*Aim of the exercise*. Extract each line holding the word "объединения" from the entries.
[Begin]
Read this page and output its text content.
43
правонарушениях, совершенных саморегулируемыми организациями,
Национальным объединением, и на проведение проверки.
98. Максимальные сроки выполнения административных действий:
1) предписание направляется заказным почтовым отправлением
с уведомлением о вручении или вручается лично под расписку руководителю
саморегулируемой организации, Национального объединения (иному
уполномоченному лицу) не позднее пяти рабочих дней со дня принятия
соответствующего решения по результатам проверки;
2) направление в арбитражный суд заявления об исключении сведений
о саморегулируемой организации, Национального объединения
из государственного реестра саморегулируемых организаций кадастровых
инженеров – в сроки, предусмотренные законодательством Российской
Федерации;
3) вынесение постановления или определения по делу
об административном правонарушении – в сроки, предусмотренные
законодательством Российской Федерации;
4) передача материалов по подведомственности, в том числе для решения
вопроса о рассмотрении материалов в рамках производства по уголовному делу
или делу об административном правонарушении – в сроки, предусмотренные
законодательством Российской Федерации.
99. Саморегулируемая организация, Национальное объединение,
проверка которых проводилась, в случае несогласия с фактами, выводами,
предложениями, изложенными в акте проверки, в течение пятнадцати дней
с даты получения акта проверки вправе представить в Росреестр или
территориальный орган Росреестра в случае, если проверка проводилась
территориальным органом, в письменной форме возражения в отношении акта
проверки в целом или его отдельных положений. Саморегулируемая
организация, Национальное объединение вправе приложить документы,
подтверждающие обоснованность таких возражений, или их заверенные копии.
[End]
[Begin]
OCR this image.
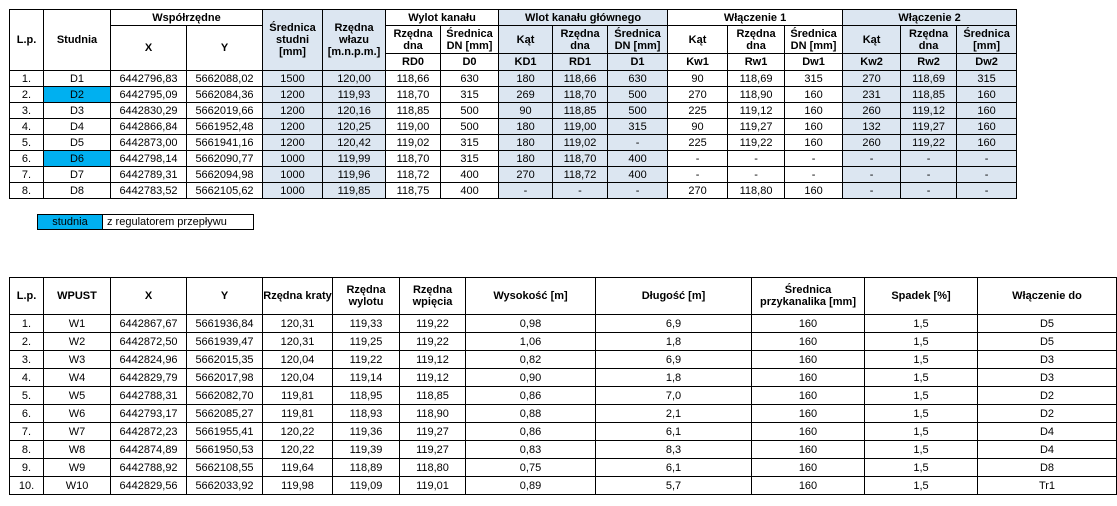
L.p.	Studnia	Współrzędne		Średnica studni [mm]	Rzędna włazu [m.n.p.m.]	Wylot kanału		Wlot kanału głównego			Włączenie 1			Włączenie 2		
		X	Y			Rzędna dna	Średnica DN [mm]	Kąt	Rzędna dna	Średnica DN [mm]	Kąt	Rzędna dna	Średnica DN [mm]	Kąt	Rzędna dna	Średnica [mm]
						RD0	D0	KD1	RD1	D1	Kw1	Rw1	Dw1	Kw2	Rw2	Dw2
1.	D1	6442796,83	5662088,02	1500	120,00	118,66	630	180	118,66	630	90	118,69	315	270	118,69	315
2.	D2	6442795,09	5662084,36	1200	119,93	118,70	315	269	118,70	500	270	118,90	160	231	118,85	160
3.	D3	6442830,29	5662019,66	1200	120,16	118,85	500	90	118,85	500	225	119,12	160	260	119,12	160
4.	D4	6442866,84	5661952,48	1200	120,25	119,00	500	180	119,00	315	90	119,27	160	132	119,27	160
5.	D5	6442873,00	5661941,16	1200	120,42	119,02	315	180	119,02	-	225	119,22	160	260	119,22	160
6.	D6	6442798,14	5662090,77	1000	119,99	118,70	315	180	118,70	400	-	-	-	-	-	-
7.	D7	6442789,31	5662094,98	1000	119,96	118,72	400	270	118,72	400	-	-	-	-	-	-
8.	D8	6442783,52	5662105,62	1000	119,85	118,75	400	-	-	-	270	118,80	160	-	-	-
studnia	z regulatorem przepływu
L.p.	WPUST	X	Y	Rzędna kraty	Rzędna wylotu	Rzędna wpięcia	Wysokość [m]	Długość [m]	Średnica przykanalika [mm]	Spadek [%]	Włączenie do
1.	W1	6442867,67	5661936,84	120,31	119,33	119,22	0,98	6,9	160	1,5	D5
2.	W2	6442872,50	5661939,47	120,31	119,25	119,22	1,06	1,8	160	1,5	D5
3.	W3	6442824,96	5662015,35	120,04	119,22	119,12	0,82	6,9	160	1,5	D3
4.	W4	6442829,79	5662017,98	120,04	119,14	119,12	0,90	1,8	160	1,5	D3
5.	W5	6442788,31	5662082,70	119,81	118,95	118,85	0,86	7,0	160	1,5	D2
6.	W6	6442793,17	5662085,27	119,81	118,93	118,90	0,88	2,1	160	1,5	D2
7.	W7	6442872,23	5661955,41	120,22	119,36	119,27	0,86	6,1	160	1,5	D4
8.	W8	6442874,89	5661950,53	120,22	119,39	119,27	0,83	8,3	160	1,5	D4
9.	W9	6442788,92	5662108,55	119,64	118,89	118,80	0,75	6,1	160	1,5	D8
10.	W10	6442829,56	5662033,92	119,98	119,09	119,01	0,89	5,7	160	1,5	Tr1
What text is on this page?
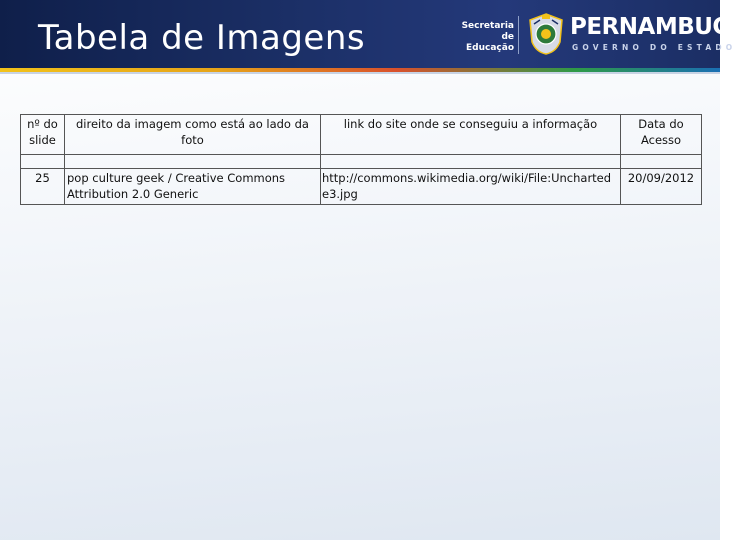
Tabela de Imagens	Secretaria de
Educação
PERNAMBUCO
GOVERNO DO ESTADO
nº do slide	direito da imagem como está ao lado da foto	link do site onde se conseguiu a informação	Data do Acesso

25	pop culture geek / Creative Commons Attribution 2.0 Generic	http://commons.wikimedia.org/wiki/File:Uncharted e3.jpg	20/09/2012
[End]
*Solution to this exercise*.
саморегулируемой организации, Национального объединения (иному
о саморегулируемой организации, Национального объединения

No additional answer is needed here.